### AVAILABLE RECORDS

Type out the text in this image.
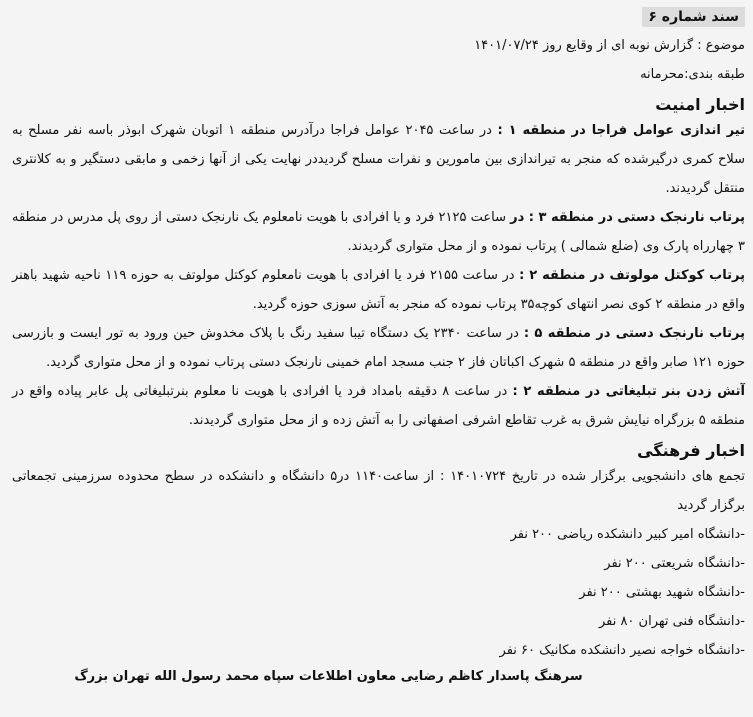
سند شماره ۶
موضوع : گزارش نوبه ای از وقایع روز ۱۴۰۱/۰۷/۲۴
طبقه بندی:محرمانه
اخبار امنیت
تیر اندازی عوامل فراجا در منطقه ۱ : در ساعت ۲۰۴۵ عوامل فراجا درآدرس منطقه ۱ اتوبان شهرک ابوذر باسه نفر مسلح به سلاح کمری درگیرشده که منجر به تیراندازی بین مامورین و نفرات مسلح گردیددر نهایت یکی از آنها زخمی و مابقی دستگیر و به کلانتری منتقل گردیدند.
پرتاب نارنجک دستی در منطقه ۳ : در ساعت ۲۱۲۵ فرد و یا افرادی با هویت نامعلوم یک نارنجک دستی از روی پل مدرس در منطقه ۳ چهارراه پارک وی (ضلع شمالی ) پرتاب نموده و از محل متواری گردیدند.
پرتاب کوکتل مولوتف در منطقه ۲ : در ساعت ۲۱۵۵ فرد یا افرادی با هویت نامعلوم کوکتل مولوتف به حوزه ۱۱۹ ناحیه شهید باهنر واقع در منطقه ۲ کوی نصر انتهای کوچه۳۵ پرتاب نموده که منجر به آتش سوزی حوزه گردید.
پرتاب نارنجک دستی در منطقه ۵ : در ساعت ۲۳۴۰ یک دستگاه تیبا سفید رنگ با پلاک مخدوش حین ورود به تور ایست و بازرسی حوزه ۱۲۱ صابر واقع در منطقه ۵ شهرک اکباتان فاز ۲ جنب مسجد امام خمینی نارنجک دستی پرتاب نموده و از محل متواری گردید.
آتش زدن بنر تبلیغاتی در منطقه ۲ : در ساعت ۸ دقیقه بامداد فرد یا افرادی با هویت نا معلوم بنرتبلیغاتی پل عابر پیاده واقع در منطقه ۵ بزرگراه نیایش شرق به غرب تقاطع اشرفی اصفهانی را به آتش زده و از محل متواری گردیدند.
اخبار فرهنگی
تجمع های دانشجویی برگزار شده در تاریخ ۱۴۰۱۰۷۲۴ : از ساعت۱۱۴۰ در۵ دانشگاه و دانشکده در سطح محدوده سرزمینی تجمعاتی برگزار گردید
-دانشگاه امیر کبیر دانشکده ریاضی ۲۰۰ نفر
-دانشگاه شریعتی ۲۰۰ نفر
-دانشگاه شهید بهشتی ۲۰۰ نفر
-دانشگاه فنی تهران ۸۰ نفر
-دانشگاه خواجه نصیر دانشکده مکانیک ۶۰ نفر
سرهنگ پاسدار کاظم رضایی معاون اطلاعات سپاه محمد رسول الله تهران بزرگ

### WHAT IS NEEDED
Copy the data word for word. Pictures do not go in the copy.

### CORRECT RESPONSE
Type out the text in this image.
سند شماره ۶
موضوع : گزارش نوبه ای از وقایع روز ۱۴۰۱/۰۷/۲۴
طبقه بندی:محرمانه
اخبار امنیت
تیر اندازی عوامل فراجا در منطقه ۱ : در ساعت ۲۰۴۵ عوامل فراجا درآدرس منطقه ۱ اتوبان شهرک ابوذر باسه نفر مسلح به سلاح کمری درگیرشده که منجر به تیراندازی بین مامورین و نفرات مسلح گردیددر نهایت یکی از آنها زخمی و مابقی دستگیر و به کلانتری منتقل گردیدند.
پرتاب نارنجک دستی در منطقه ۳ : در ساعت ۲۱۲۵ فرد و یا افرادی با هویت نامعلوم یک نارنجک دستی از روی پل مدرس در منطقه ۳ چهارراه پارک وی (ضلع شمالی ) پرتاب نموده و از محل متواری گردیدند.
پرتاب کوکتل مولوتف در منطقه ۲ : در ساعت ۲۱۵۵ فرد یا افرادی با هویت نامعلوم کوکتل مولوتف به حوزه ۱۱۹ ناحیه شهید باهنر واقع در منطقه ۲ کوی نصر انتهای کوچه۳۵ پرتاب نموده که منجر به آتش سوزی حوزه گردید.
پرتاب نارنجک دستی در منطقه ۵ : در ساعت ۲۳۴۰ یک دستگاه تیبا سفید رنگ با پلاک مخدوش حین ورود به تور ایست و بازرسی حوزه ۱۲۱ صابر واقع در منطقه ۵ شهرک اکباتان فاز ۲ جنب مسجد امام خمینی نارنجک دستی پرتاب نموده و از محل متواری گردید.
آتش زدن بنر تبلیغاتی در منطقه ۲ : در ساعت ۸ دقیقه بامداد فرد یا افرادی با هویت نا معلوم بنرتبلیغاتی پل عابر پیاده واقع در منطقه ۵ بزرگراه نیایش شرق به غرب تقاطع اشرفی اصفهانی را به آتش زده و از محل متواری گردیدند.
اخبار فرهنگی
تجمع های دانشجویی برگزار شده در تاریخ ۱۴۰۱۰۷۲۴ : از ساعت۱۱۴۰ در۵ دانشگاه و دانشکده در سطح محدوده سرزمینی تجمعاتی برگزار گردید
-دانشگاه امیر کبیر دانشکده ریاضی ۲۰۰ نفر
-دانشگاه شریعتی ۲۰۰ نفر
-دانشگاه شهید بهشتی ۲۰۰ نفر
-دانشگاه فنی تهران ۸۰ نفر
-دانشگاه خواجه نصیر دانشکده مکانیک ۶۰ نفر
سرهنگ پاسدار کاظم رضایی معاون اطلاعات سپاه محمد رسول الله تهران بزرگ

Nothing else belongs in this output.